Data records
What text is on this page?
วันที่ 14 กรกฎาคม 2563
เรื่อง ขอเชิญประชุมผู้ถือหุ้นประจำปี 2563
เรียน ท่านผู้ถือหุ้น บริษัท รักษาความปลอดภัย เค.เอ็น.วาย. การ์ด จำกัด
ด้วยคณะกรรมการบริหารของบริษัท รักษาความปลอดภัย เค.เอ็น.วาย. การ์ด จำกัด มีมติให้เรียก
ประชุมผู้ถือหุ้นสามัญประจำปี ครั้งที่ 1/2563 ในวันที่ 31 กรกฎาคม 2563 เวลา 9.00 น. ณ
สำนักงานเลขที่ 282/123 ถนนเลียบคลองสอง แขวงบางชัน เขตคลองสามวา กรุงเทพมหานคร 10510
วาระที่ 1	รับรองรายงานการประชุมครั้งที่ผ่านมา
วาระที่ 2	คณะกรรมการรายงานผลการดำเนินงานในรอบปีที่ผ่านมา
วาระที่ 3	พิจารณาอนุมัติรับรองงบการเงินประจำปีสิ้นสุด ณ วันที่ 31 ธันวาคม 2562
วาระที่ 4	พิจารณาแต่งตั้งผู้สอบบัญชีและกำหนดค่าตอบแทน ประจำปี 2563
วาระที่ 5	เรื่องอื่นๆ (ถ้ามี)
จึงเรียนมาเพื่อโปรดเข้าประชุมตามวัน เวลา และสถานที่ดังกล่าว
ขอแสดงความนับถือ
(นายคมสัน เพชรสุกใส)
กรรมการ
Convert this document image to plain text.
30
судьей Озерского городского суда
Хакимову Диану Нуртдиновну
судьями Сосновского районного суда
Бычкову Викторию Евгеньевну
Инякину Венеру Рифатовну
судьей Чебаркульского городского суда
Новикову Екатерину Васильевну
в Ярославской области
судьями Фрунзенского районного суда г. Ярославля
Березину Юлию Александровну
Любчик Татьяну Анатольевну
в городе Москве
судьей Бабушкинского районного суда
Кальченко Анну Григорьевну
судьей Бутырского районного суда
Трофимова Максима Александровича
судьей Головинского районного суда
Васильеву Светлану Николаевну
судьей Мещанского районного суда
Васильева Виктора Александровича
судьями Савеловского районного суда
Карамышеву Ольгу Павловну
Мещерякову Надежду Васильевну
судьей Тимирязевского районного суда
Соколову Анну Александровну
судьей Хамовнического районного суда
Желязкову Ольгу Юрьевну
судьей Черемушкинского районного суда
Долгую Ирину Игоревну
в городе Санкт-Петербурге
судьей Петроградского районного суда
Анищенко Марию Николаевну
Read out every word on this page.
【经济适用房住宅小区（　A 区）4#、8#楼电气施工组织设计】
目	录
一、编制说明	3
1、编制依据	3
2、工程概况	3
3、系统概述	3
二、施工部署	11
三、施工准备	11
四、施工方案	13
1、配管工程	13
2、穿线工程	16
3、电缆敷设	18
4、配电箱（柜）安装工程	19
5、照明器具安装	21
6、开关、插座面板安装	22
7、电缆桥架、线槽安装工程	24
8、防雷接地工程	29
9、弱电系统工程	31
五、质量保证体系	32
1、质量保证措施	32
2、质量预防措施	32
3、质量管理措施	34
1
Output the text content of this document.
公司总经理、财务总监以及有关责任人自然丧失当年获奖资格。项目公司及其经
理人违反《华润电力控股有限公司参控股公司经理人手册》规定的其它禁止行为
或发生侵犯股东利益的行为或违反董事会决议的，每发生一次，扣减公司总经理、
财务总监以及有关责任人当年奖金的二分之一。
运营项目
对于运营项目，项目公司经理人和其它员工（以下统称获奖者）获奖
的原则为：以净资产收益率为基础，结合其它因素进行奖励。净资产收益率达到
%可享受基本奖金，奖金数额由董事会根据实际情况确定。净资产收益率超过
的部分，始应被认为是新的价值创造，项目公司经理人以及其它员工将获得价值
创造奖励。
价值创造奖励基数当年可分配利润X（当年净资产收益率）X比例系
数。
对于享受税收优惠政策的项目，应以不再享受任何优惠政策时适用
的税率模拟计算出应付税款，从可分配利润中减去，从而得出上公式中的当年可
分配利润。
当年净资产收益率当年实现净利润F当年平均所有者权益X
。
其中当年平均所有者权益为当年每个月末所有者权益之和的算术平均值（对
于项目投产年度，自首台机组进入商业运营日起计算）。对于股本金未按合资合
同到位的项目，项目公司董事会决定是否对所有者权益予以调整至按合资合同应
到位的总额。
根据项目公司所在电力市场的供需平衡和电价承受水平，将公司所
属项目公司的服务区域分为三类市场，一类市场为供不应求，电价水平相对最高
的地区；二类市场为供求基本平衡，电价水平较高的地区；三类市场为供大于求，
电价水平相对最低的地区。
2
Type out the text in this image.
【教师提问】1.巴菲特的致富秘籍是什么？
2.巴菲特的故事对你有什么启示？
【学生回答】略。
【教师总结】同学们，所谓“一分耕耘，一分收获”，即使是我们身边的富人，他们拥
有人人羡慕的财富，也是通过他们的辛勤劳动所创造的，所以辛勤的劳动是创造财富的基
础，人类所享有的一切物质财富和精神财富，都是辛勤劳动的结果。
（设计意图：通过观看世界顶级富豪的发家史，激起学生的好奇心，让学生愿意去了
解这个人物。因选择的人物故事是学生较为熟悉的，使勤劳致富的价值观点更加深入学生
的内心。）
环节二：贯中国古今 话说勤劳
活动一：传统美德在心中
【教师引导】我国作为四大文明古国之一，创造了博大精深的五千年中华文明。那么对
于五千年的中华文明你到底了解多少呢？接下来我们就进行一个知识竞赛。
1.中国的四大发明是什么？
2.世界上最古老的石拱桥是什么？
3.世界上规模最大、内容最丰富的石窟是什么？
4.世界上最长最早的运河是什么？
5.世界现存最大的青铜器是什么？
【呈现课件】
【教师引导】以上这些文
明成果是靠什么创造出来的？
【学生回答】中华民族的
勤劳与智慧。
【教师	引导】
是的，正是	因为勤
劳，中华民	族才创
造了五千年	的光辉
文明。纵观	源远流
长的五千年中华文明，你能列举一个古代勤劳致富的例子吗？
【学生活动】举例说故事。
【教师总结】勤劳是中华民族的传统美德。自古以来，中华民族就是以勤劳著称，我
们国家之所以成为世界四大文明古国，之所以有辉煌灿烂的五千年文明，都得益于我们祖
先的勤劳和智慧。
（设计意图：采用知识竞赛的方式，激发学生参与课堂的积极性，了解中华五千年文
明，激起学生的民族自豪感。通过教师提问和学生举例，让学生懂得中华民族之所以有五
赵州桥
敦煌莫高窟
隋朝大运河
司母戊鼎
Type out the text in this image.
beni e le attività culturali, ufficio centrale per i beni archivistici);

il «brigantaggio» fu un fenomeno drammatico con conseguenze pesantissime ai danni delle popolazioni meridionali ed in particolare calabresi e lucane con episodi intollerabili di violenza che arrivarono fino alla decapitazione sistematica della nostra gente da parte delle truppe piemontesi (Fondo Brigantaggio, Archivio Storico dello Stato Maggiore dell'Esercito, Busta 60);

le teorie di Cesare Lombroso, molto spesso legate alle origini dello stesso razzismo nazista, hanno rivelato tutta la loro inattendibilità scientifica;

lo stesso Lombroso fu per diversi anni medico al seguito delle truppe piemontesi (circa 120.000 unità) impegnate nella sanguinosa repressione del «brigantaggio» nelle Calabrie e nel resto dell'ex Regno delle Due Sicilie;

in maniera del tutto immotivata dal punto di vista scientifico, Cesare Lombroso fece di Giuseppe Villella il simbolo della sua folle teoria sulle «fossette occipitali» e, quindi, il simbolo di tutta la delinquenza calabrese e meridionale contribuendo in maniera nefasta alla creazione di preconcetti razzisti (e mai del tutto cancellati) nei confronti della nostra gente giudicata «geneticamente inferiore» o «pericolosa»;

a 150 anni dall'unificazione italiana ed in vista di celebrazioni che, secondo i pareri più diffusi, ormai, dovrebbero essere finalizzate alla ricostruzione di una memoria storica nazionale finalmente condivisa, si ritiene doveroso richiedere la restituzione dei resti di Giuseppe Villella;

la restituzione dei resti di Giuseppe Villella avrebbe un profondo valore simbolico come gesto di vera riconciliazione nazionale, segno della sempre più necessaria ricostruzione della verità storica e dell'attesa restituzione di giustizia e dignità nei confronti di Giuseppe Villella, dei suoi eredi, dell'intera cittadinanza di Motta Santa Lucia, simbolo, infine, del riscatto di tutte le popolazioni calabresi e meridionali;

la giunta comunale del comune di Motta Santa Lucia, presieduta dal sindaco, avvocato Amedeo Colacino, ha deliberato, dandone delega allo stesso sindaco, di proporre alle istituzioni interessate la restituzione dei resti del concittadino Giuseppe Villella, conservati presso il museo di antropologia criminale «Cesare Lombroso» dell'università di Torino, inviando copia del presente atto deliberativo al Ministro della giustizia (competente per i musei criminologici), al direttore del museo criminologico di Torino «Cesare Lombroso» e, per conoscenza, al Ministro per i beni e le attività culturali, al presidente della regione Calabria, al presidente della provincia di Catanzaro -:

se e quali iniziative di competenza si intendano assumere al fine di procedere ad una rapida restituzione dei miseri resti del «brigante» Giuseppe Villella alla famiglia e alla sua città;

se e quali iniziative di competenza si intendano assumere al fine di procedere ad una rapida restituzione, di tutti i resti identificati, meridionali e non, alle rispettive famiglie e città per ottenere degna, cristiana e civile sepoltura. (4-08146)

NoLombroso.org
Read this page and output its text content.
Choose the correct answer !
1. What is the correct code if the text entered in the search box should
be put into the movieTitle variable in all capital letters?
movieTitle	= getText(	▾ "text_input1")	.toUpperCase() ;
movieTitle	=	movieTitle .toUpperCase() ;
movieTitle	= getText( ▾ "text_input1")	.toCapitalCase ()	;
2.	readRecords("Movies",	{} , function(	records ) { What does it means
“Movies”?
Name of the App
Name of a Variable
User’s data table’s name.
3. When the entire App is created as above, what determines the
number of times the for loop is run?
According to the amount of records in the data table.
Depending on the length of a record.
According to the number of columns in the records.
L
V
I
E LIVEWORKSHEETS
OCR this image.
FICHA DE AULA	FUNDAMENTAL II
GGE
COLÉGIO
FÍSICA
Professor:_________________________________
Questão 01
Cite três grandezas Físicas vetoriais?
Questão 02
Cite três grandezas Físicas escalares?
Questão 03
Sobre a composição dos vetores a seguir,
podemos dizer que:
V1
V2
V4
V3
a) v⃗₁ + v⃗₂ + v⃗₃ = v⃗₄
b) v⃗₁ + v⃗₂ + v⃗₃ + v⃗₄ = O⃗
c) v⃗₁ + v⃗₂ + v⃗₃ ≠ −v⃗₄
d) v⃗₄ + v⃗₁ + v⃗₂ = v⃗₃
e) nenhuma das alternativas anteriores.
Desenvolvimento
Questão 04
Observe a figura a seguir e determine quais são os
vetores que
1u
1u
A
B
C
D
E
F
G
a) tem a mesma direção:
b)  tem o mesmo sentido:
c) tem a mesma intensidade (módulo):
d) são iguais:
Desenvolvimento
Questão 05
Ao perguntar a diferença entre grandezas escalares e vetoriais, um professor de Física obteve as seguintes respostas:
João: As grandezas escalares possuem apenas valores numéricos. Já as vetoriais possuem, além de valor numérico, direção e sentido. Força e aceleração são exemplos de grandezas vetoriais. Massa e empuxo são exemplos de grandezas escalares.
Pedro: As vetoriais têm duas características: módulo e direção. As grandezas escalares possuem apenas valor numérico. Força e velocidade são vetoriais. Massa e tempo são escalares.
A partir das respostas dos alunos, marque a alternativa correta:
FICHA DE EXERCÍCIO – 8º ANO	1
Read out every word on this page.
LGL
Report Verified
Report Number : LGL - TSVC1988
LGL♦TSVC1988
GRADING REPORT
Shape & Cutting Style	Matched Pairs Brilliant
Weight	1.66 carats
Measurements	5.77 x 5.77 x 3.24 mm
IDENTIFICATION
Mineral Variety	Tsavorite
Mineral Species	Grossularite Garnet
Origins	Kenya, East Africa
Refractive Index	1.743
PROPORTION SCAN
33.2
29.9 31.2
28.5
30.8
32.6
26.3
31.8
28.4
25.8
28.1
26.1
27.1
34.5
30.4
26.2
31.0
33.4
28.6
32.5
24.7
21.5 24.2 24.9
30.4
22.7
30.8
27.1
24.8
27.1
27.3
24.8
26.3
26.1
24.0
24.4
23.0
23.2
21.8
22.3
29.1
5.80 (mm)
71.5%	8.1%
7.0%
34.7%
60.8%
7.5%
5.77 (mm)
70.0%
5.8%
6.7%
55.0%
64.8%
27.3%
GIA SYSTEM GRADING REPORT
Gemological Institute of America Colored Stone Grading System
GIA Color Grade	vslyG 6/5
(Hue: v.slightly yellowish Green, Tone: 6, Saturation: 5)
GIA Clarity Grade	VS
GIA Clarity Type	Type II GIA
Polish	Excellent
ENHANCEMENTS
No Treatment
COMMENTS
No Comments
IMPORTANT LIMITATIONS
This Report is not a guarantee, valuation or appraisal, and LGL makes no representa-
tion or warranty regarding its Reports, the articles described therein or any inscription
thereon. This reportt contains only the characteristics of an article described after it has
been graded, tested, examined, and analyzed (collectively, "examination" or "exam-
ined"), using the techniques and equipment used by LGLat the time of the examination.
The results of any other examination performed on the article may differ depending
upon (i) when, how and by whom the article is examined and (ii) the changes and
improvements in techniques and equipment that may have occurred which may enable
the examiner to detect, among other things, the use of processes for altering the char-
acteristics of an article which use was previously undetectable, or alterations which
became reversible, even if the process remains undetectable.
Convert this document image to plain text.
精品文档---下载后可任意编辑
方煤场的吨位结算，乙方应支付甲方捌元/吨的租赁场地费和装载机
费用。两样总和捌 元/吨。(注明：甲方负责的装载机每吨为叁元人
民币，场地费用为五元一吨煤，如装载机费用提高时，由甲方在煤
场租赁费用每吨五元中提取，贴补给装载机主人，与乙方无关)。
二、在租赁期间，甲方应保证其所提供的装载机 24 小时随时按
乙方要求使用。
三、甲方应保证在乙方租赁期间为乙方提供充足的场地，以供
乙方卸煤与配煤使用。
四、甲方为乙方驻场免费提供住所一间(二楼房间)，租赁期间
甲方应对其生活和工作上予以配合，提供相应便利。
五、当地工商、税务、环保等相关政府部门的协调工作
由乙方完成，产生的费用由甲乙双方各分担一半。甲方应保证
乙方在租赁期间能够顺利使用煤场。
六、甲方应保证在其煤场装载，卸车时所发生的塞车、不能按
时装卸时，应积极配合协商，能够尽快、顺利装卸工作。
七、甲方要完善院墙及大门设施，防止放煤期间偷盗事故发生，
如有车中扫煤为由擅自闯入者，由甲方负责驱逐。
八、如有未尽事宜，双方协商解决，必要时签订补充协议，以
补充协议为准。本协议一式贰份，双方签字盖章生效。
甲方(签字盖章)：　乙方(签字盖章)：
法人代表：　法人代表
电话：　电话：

CHALLENGE: What is the number of lines that hold the string "seguir"? Give it alone.

ANSWER TO THIS TASK: 2